Copy out every line of the records where the string "values" occurs.

#### [Stored data]
● ● ● ●
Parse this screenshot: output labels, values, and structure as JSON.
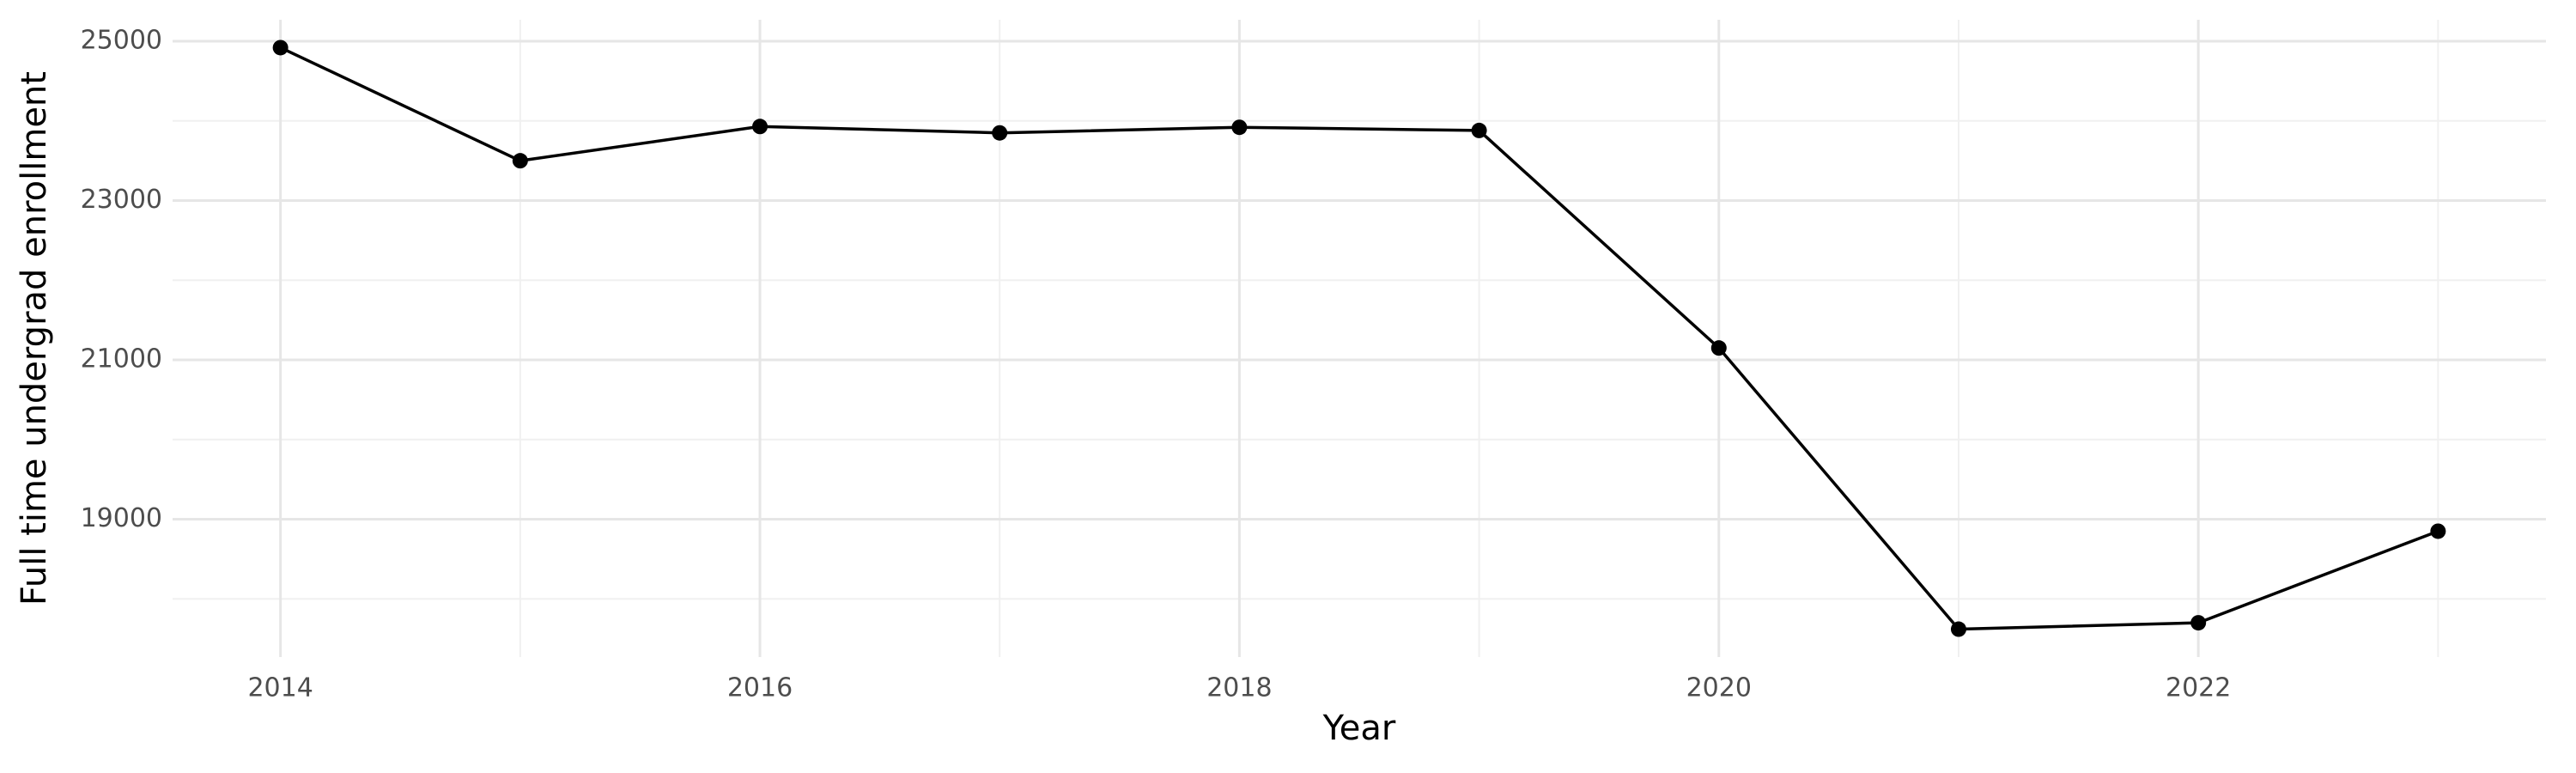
{
  "chart_data": {
    "type": "line",
    "x_label": "Year",
    "y_label": "Full time undergrad enrollment",
    "x": [
      2014,
      2015,
      2016,
      2017,
      2018,
      2019,
      2020,
      2021,
      2022,
      2023
    ],
    "values": [
      24920,
      23500,
      23930,
      23850,
      23920,
      23880,
      21150,
      17620,
      17700,
      18850
    ],
    "color": "#000000",
    "xlim": [
      2013.55,
      2023.45
    ],
    "xticks": [
      2014,
      2016,
      2018,
      2020,
      2022
    ],
    "ylim": [
      17270,
      25270
    ],
    "yticks": [
      19000,
      21000,
      23000,
      25000
    ],
    "grid": true
  }
}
● ● ● ●
#### [Task output]
Parse this screenshot: output labels, values, and structure as JSON.
    "values": [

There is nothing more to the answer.